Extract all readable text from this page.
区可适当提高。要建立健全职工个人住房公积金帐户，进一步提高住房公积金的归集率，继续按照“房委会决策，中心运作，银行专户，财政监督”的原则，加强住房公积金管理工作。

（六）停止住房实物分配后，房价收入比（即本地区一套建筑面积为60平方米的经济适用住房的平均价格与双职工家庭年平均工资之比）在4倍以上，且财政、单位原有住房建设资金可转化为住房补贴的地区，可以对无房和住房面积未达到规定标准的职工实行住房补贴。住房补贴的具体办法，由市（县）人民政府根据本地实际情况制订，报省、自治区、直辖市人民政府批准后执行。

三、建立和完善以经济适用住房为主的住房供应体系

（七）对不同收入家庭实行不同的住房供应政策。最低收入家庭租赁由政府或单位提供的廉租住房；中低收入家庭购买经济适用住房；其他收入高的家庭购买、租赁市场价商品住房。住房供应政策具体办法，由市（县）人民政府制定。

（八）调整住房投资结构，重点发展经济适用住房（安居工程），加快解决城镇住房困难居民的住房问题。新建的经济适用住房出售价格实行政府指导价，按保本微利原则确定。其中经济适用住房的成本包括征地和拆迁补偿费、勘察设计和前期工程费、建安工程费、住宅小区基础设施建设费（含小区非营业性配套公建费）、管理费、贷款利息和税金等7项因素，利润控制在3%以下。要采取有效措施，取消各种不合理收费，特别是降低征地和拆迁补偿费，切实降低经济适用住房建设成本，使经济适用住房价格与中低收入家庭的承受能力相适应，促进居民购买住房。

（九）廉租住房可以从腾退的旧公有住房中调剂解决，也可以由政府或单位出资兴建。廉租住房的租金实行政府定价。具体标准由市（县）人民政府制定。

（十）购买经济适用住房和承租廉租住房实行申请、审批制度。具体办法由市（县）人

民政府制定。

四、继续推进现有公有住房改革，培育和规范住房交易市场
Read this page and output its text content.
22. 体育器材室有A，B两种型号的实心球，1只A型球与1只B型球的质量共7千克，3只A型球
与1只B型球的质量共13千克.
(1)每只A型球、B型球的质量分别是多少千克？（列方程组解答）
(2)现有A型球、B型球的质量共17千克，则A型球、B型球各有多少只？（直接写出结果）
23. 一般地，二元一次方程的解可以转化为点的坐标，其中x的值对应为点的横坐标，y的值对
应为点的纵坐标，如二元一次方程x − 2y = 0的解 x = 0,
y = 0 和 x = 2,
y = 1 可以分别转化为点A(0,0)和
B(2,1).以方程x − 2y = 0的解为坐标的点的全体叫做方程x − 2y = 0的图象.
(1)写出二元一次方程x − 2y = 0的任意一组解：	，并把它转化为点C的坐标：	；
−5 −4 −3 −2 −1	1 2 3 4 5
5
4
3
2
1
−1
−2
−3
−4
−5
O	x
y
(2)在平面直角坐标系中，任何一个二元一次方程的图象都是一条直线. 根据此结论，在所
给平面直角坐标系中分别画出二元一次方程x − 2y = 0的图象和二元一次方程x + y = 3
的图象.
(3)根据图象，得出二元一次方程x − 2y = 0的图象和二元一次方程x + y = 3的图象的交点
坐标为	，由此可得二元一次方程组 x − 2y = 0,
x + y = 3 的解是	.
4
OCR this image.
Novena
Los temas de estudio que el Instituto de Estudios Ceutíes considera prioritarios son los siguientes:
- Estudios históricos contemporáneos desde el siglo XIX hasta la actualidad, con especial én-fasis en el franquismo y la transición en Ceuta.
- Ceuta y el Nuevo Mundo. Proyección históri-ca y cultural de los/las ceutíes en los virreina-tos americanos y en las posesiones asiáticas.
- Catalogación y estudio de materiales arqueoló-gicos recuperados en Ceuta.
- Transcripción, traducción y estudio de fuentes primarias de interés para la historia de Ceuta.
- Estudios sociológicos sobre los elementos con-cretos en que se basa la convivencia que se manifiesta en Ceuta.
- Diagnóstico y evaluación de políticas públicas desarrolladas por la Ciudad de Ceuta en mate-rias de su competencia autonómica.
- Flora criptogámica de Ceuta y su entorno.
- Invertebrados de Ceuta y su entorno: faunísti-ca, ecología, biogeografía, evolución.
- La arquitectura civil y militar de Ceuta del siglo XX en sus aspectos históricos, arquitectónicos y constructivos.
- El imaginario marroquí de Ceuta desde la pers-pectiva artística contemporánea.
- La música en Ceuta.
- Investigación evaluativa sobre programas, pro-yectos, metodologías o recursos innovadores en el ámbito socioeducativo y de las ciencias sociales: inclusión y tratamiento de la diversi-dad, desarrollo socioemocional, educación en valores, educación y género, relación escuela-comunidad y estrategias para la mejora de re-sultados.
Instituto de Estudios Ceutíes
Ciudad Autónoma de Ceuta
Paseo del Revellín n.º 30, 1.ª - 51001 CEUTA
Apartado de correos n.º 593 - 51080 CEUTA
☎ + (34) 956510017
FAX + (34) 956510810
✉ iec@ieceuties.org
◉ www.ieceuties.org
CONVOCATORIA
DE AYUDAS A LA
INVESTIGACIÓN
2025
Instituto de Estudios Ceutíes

-------

Write out every record, exactly as written.

> **Response**
Extract all readable text from this page.
区可适当提高。要建立健全职工个人住房公积金帐户，进一步提高住房公积金的归集率，继续按照“房委会决策，中心运作，银行专户，财政监督”的原则，加强住房公积金管理工作。

（六）停止住房实物分配后，房价收入比（即本地区一套建筑面积为60平方米的经济适用住房的平均价格与双职工家庭年平均工资之比）在4倍以上，且财政、单位原有住房建设资金可转化为住房补贴的地区，可以对无房和住房面积未达到规定标准的职工实行住房补贴。住房补贴的具体办法，由市（县）人民政府根据本地实际情况制订，报省、自治区、直辖市人民政府批准后执行。

三、建立和完善以经济适用住房为主的住房供应体系

（七）对不同收入家庭实行不同的住房供应政策。最低收入家庭租赁由政府或单位提供的廉租住房；中低收入家庭购买经济适用住房；其他收入高的家庭购买、租赁市场价商品住房。住房供应政策具体办法，由市（县）人民政府制定。

（八）调整住房投资结构，重点发展经济适用住房（安居工程），加快解决城镇住房困难居民的住房问题。新建的经济适用住房出售价格实行政府指导价，按保本微利原则确定。其中经济适用住房的成本包括征地和拆迁补偿费、勘察设计和前期工程费、建安工程费、住宅小区基础设施建设费（含小区非营业性配套公建费）、管理费、贷款利息和税金等7项因素，利润控制在3%以下。要采取有效措施，取消各种不合理收费，特别是降低征地和拆迁补偿费，切实降低经济适用住房建设成本，使经济适用住房价格与中低收入家庭的承受能力相适应，促进居民购买住房。

（九）廉租住房可以从腾退的旧公有住房中调剂解决，也可以由政府或单位出资兴建。廉租住房的租金实行政府定价。具体标准由市（县）人民政府制定。

（十）购买经济适用住房和承租廉租住房实行申请、审批制度。具体办法由市（县）人

民政府制定。

四、继续推进现有公有住房改革，培育和规范住房交易市场
Read this page and output its text content.
22. 体育器材室有A，B两种型号的实心球，1只A型球与1只B型球的质量共7千克，3只A型球
与1只B型球的质量共13千克.
(1)每只A型球、B型球的质量分别是多少千克？（列方程组解答）
(2)现有A型球、B型球的质量共17千克，则A型球、B型球各有多少只？（直接写出结果）
23. 一般地，二元一次方程的解可以转化为点的坐标，其中x的值对应为点的横坐标，y的值对
应为点的纵坐标，如二元一次方程x − 2y = 0的解 x = 0,
y = 0 和 x = 2,
y = 1 可以分别转化为点A(0,0)和
B(2,1).以方程x − 2y = 0的解为坐标的点的全体叫做方程x − 2y = 0的图象.
(1)写出二元一次方程x − 2y = 0的任意一组解：	，并把它转化为点C的坐标：	；
−5 −4 −3 −2 −1	1 2 3 4 5
5
4
3
2
1
−1
−2
−3
−4
−5
O	x
y
(2)在平面直角坐标系中，任何一个二元一次方程的图象都是一条直线. 根据此结论，在所
给平面直角坐标系中分别画出二元一次方程x − 2y = 0的图象和二元一次方程x + y = 3
的图象.
(3)根据图象，得出二元一次方程x − 2y = 0的图象和二元一次方程x + y = 3的图象的交点
坐标为	，由此可得二元一次方程组 x − 2y = 0,
x + y = 3 的解是	.
4
OCR this image.
Novena
Los temas de estudio que el Instituto de Estudios Ceutíes considera prioritarios son los siguientes:
- Estudios históricos contemporáneos desde el siglo XIX hasta la actualidad, con especial én-fasis en el franquismo y la transición en Ceuta.
- Ceuta y el Nuevo Mundo. Proyección históri-ca y cultural de los/las ceutíes en los virreina-tos americanos y en las posesiones asiáticas.
- Catalogación y estudio de materiales arqueoló-gicos recuperados en Ceuta.
- Transcripción, traducción y estudio de fuentes primarias de interés para la historia de Ceuta.
- Estudios sociológicos sobre los elementos con-cretos en que se basa la convivencia que se manifiesta en Ceuta.
- Diagnóstico y evaluación de políticas públicas desarrolladas por la Ciudad de Ceuta en mate-rias de su competencia autonómica.
- Flora criptogámica de Ceuta y su entorno.
- Invertebrados de Ceuta y su entorno: faunísti-ca, ecología, biogeografía, evolución.
- La arquitectura civil y militar de Ceuta del siglo XX en sus aspectos históricos, arquitectónicos y constructivos.
- El imaginario marroquí de Ceuta desde la pers-pectiva artística contemporánea.
- La música en Ceuta.
- Investigación evaluativa sobre programas, pro-yectos, metodologías o recursos innovadores en el ámbito socioeducativo y de las ciencias sociales: inclusión y tratamiento de la diversi-dad, desarrollo socioemocional, educación en valores, educación y género, relación escuela-comunidad y estrategias para la mejora de re-sultados.
Instituto de Estudios Ceutíes
Ciudad Autónoma de Ceuta
Paseo del Revellín n.º 30, 1.ª - 51001 CEUTA
Apartado de correos n.º 593 - 51080 CEUTA
☎ + (34) 956510017
FAX + (34) 956510810
✉ iec@ieceuties.org
◉ www.ieceuties.org
CONVOCATORIA
DE AYUDAS A LA
INVESTIGACIÓN
2025
Instituto de Estudios Ceutíes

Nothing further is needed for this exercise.